:: Consigne 1 ::
Renvoyez tel quel le passage de l'échange sur les éoliennes qui va de "M. Roy Mahfouz. En" jusqu'à "distance à respecter.".
:: Consigne 2 ::
Dans l'échange sur les éoliennes, à quelle distance M. Roy Mahfouz dit-il implanter plutôt ses éoliennes ?
:: Consigne 3 ::
Prolongez l'échange sur les éoliennes à partir de sa dernière phrase.

:: Texte à lire ::
◇ ◇ ◇
La vraie question n’est pas celle de savoir ce que veut l’élu personnellement ou le promoteur, mais si nous voulons, oui ou non, installer des éoliennes sur le territoire national.

Mme Marjolaine Meynier-Millefert, rapporteure. Selon vous, quelle est la distance raisonnable, par rapport à la hauteur du mât ?

M. Roy Mahfouz. La réglementation nous impose une distance de 500 mètres à respecter. Mais je suis convaincu – et c’est ce que nous faisons – que nous devons faire du cas par cas, les 500 mètres étant parfois insuffisants. C’est la raison pour laquelle nous installons parfois nos éoliennes à une plus grande distance. Nous les implantons plutôt à 700 ou 800 mètres. Notre métier est complexe et les contraintes nombreuses. Nous sommes parfois proche d’un faisceau hertzien, d’une départementale ou d’une ligne électrique. Quand nous sommes un peu coincés, nous devons toujours prendre des mesures en adéquation avec la distance réglementaire.

Mme Marjolaine Meynier-Millefert, rapporteure. Les mâts sont de plus en plus grands, des demandes visent donc à modifier la règle des 500 mètres ; qu’en pensez-vous ?

M. Roy Mahfouz. La question est celle du seuil. Comment calculer cette distance et où la placer ? Je suis favorable à une analyse au cas par cas très précise plutôt que d’imposer des seuils figés, qui peuvent entraîner l’abandon de projets.

M. le président Julien Aubert, président. Ce qui n’est pas le cas aujourd’hui. Le seuil minimum est de 500 mètres et le préfet peut décider d’une plus grande distance. Ce n’est donc pas figé. Nous sommes déjà sur du cas par cas.

M. Roy Mahfouz. Définitivement, mais la question de Mme la rapporteure portait sur l’adoption d’une distance obligatoire plus élevée, non ?

Mme Marjolaine Meynier-Millefert, rapporteure. Je vous demandais, au vu des mâts qui sont de plus en plus hauts, comment réviser ce seuil minimum de 500 mètres. En Allemagne, par exemple, la distance est mesurée en fonction de la hauteur du mât – avec un pourcentage multiplicateur.

M. Roy Mahfouz. En Allemagne, la distance est différente selon les Länder. Je trouve parfaitement normal que le préfet décide de la distance à respecter.

Mme Marjolaine Meynier-Millefert, rapporteure. Pouvez-vous nous raconter l’histoire de votre projet de parc près de la cathédrale de Chartres ? Comment sont nées les oppositions à ce projet ? Comment les expliquez-vous ? Comment les traitez-vous ?
◇ ◇ ◇
:: Entrées fournies ::
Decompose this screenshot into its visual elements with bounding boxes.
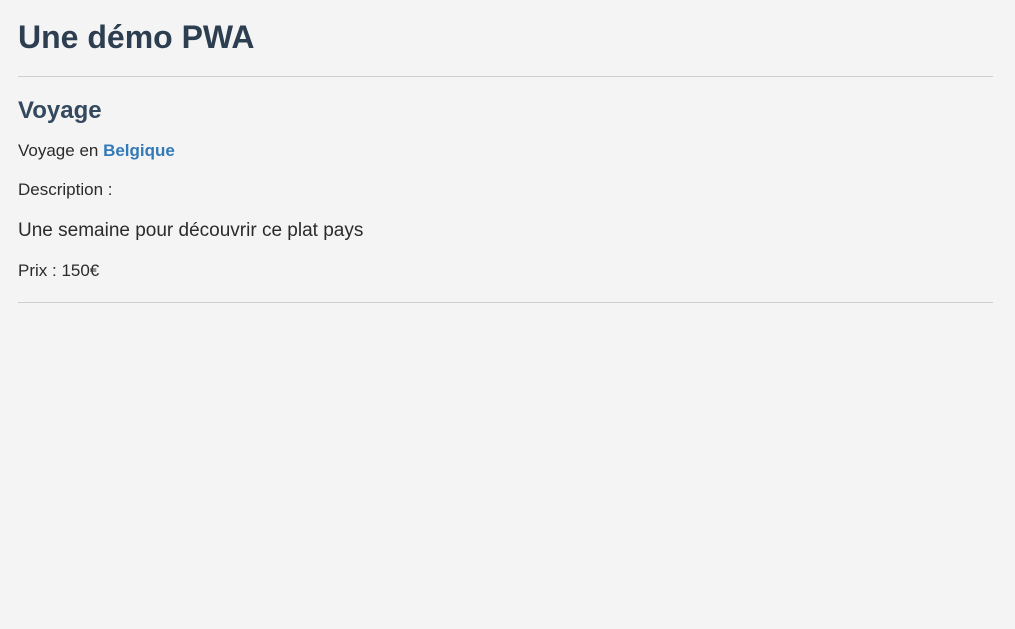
trip-country-prefix: Voyage en xyxy=(18,141,104,160)
description-label: Description : xyxy=(18,180,113,199)
trip-card: Voyage Voyage en Belgique Description : … xyxy=(18,96,993,281)
trip-country-line: Voyage en Belgique xyxy=(18,141,993,161)
trip-description: Une semaine pour découvrir ce plat pays xyxy=(18,220,364,241)
trip-title: Voyage xyxy=(18,97,102,124)
trip-price: Prix : 150€ xyxy=(18,261,100,280)
country-link[interactable]: Belgique xyxy=(103,141,175,160)
footer-divider xyxy=(18,302,993,303)
page-title: Une démo PWA xyxy=(18,19,255,55)
header-divider xyxy=(18,76,993,77)
page: Une démo PWA Voyage Voyage en Belgique D… xyxy=(0,0,1015,303)
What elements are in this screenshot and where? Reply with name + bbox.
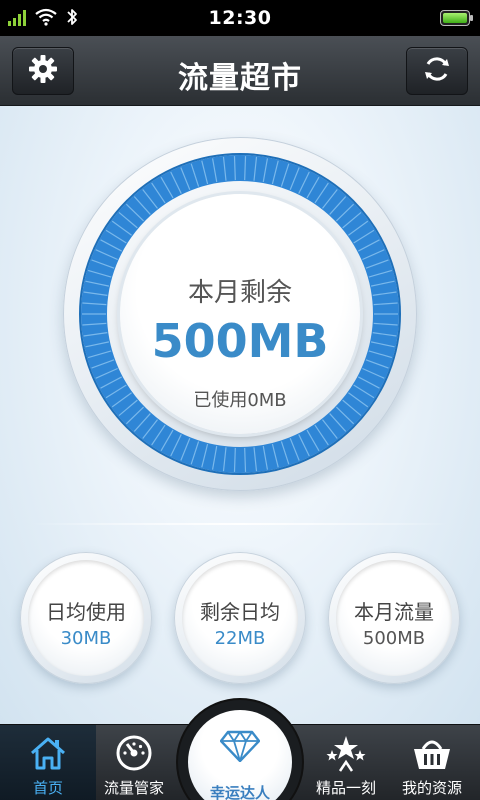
stat-value: 30MB	[60, 628, 112, 649]
main-content: 本月剩余 500MB 已使用0MB 日均使用 30MB 剩余日均 22MB 本月…	[0, 106, 480, 724]
basket-icon	[412, 733, 452, 773]
stars-icon	[326, 733, 366, 773]
nav-label: 幸运达人	[209, 784, 270, 800]
gauge-icon	[114, 733, 154, 773]
diamond-icon	[219, 730, 261, 766]
stat-value: 22MB	[214, 628, 266, 649]
refresh-button[interactable]	[406, 47, 468, 95]
stat-daily-usage: 日均使用 30MB	[20, 552, 152, 684]
nav-label: 精品一刻	[315, 779, 376, 797]
status-bar: 12:30	[0, 0, 480, 36]
stat-label: 日均使用	[46, 600, 126, 624]
stat-monthly-total: 本月流量 500MB	[328, 552, 460, 684]
refresh-icon	[422, 54, 452, 88]
nav-label: 首页	[32, 779, 63, 797]
nav-label: 流量管家	[103, 779, 164, 797]
used-value: 已使用0MB	[193, 390, 287, 411]
nav-manager[interactable]: 流量管家	[86, 725, 182, 800]
home-icon	[28, 733, 68, 773]
nav-boutique[interactable]: 精品一刻	[298, 725, 394, 800]
stat-label: 剩余日均	[200, 600, 280, 624]
remaining-label: 本月剩余	[187, 278, 292, 308]
battery-icon	[440, 10, 473, 26]
stat-value: 500MB	[362, 628, 426, 649]
stat-label: 本月流量	[354, 600, 434, 624]
remaining-value: 500MB	[151, 314, 329, 368]
nav-label: 我的资源	[401, 779, 462, 797]
divider	[30, 523, 450, 525]
status-time: 12:30	[208, 7, 272, 29]
stat-remaining-daily: 剩余日均 22MB	[174, 552, 306, 684]
nav-home[interactable]: 首页	[0, 725, 96, 800]
nav-resources[interactable]: 我的资源	[384, 725, 480, 800]
data-gauge: 本月剩余 500MB 已使用0MB	[63, 137, 417, 491]
title-bar: 流量超市	[0, 36, 480, 106]
gauge-center: 本月剩余 500MB 已使用0MB	[120, 194, 360, 434]
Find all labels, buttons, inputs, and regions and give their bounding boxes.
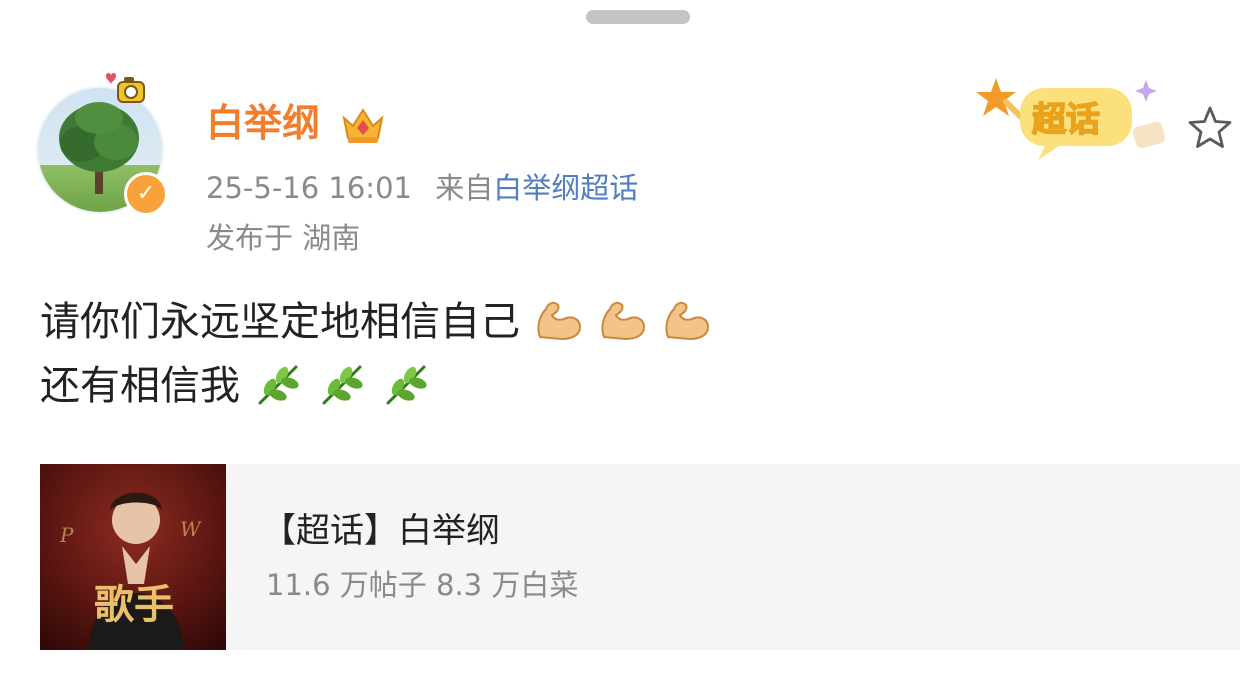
source-link[interactable]: 白举纲超话 [493, 171, 638, 205]
thumbnail-text: 歌手 [94, 582, 174, 628]
herb-emoji-icon [386, 365, 427, 405]
post-sheet: ✓ 白举纲 25-5-16 16:01 来自白举纲超话 发布于 湖南 超话 请你… [0, 0, 1253, 673]
supertopic-card[interactable]: P W 歌手 【超话】白举纲 11.6 万帖子 8.3 万白菜 [40, 464, 1240, 650]
herb-emoji-group [240, 363, 432, 409]
flexed-biceps-emoji-icon [665, 301, 710, 341]
post-text-line-1: 请你们永远坚定地相信自己 [40, 299, 520, 345]
camera-decoration-icon [106, 73, 145, 103]
source-prefix: 来自 [435, 171, 494, 205]
verified-badge-icon: ✓ [124, 172, 168, 216]
supertopic-thumbnail: P W 歌手 [40, 464, 226, 650]
flexed-biceps-emoji-icon [601, 301, 646, 341]
sheet-drag-handle[interactable] [586, 10, 690, 24]
post-text-line-2: 还有相信我 [40, 363, 240, 409]
author-name[interactable]: 白举纲 [206, 96, 320, 150]
svg-text:W: W [180, 517, 202, 541]
post-content-line-1: 请你们永远坚定地相信自己 [40, 290, 712, 354]
favorite-star-icon[interactable] [1186, 104, 1234, 152]
post-content: 请你们永远坚定地相信自己 还有相信我 [40, 290, 712, 418]
herb-emoji-icon [258, 365, 299, 405]
supertopic-badge[interactable]: 超话 [976, 72, 1176, 168]
flexed-biceps-emoji-icon [537, 301, 582, 341]
post-location: 发布于 湖南 [206, 221, 361, 255]
post-content-line-2: 还有相信我 [40, 354, 712, 418]
post-meta: 25-5-16 16:01 来自白举纲超话 [206, 168, 638, 208]
flexed-biceps-emoji-group [520, 299, 712, 345]
crown-icon [342, 108, 384, 143]
supertopic-card-stats: 11.6 万帖子 8.3 万白菜 [266, 568, 579, 602]
herb-emoji-icon [322, 365, 363, 405]
post-timestamp: 25-5-16 16:01 [206, 171, 412, 205]
svg-text:P: P [59, 523, 74, 547]
supertopic-card-title: 【超话】白举纲 [262, 511, 500, 551]
supertopic-badge-label: 超话 [1031, 99, 1101, 141]
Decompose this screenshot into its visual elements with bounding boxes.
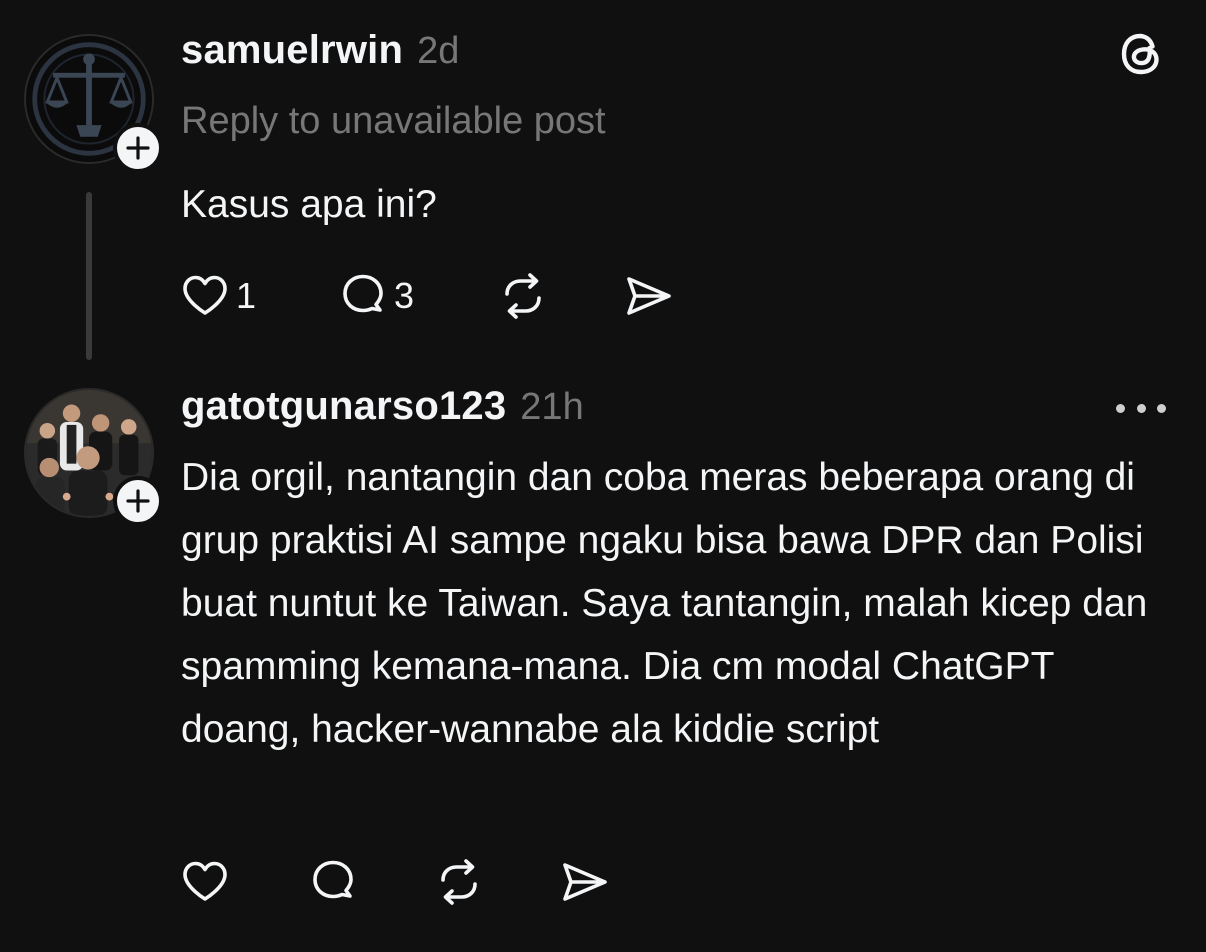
reply-button[interactable]: 3	[336, 268, 414, 324]
comment-icon	[313, 860, 353, 899]
dot	[1116, 403, 1125, 413]
plus-icon	[126, 489, 150, 513]
heart-icon	[183, 275, 227, 315]
repost-button[interactable]	[496, 268, 550, 324]
repost-icon	[505, 273, 541, 319]
plus-icon	[126, 136, 150, 160]
thread-line	[86, 192, 92, 360]
post-text: Kasus apa ini?	[181, 183, 437, 226]
share-button[interactable]	[558, 854, 612, 910]
comment-icon	[343, 274, 383, 313]
post-samuelrwin: samuelrwin 2d Reply to unavailable post …	[0, 0, 1206, 380]
dot	[1136, 403, 1146, 413]
send-icon	[627, 277, 671, 315]
username[interactable]: gatotgunarso123	[181, 384, 506, 429]
dot	[1157, 403, 1166, 413]
threads-logo-icon[interactable]	[1116, 28, 1168, 80]
repost-icon	[441, 859, 477, 905]
action-bar: 1 3	[178, 268, 738, 324]
reply-context[interactable]: Reply to unavailable post	[181, 100, 606, 143]
repost-button[interactable]	[432, 854, 486, 910]
follow-button[interactable]	[113, 476, 163, 526]
username[interactable]: samuelrwin	[181, 28, 403, 73]
like-button[interactable]	[178, 854, 232, 910]
reply-button[interactable]	[306, 854, 360, 910]
timestamp: 21h	[520, 386, 584, 428]
action-bar	[178, 854, 738, 910]
send-icon	[563, 863, 607, 901]
more-options-icon[interactable]	[1116, 400, 1166, 416]
reply-count: 3	[394, 275, 415, 316]
post-text: Dia orgil, nantangin dan coba meras bebe…	[181, 456, 1148, 751]
like-button[interactable]: 1	[178, 268, 256, 324]
post-gatotgunarso123: gatotgunarso123 21h Dia orgil, nantangin…	[0, 380, 1206, 952]
heart-icon	[183, 861, 227, 901]
timestamp: 2d	[417, 30, 460, 72]
follow-button[interactable]	[113, 123, 163, 173]
share-button[interactable]	[622, 268, 676, 324]
post-header: gatotgunarso123 21h	[181, 384, 584, 429]
post-header: samuelrwin 2d	[181, 28, 459, 73]
like-count: 1	[236, 275, 257, 316]
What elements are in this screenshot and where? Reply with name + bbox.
◇ ◇ ◇
:: Résultat final 1 ::
M. Roy Mahfouz. En Allemagne, la distance est différente selon les Länder. Je trouve parfaitement normal que le préfet décide de la distance à respecter.

:: Résultat final 2 ::
À 700 ou 800 mètres.

:: Résultat final 3 ::
M. Roy Mahfouz. D’abord, nos équipes, qui font de la recherche cartographique ont identifié le secteur. Ils ont ensuite contacté les maires pour leur présenter nos idées, les opportunités que nous avons identifiées – avant même de présenter un projet. Puis, nous avons appris que la vice-présidente de cette commission d’enquête, Mme Laure de La Raudière, habitait dans une commune voisine et que sa famille, propriétaire, a formé autour d’elle un noyau d’opposition. C’est la principale raison pour laquelle ce projet fait tant de bruit. Je ne pensais pas que nous allions l’évoquer aujourd’hui.

Nous nous retrouvons dans une situation inédite : deux maires sont favorables au projet, mais une opposition s’est formée, qui peut faire entendre sa voix et qui a organisé une réunion chez Mme la préfète, alors que nous n’avons présenté que des idées ; cela n’est jamais arrivé. Aucun de nous n’a été un jour convoqué chez une préfète pour une réunion avec le directeur de la DTT, le directeur de la DREAL, le secrétaire général de la préfecture et la l’inspectrice Installations classées pour la protection de l’environnement (ICPE) concernée, à un stade aussi précoce d’un projet. Il y a une crispation autour de ce projet, mais sachez que nous ne cherchons pas le conflit.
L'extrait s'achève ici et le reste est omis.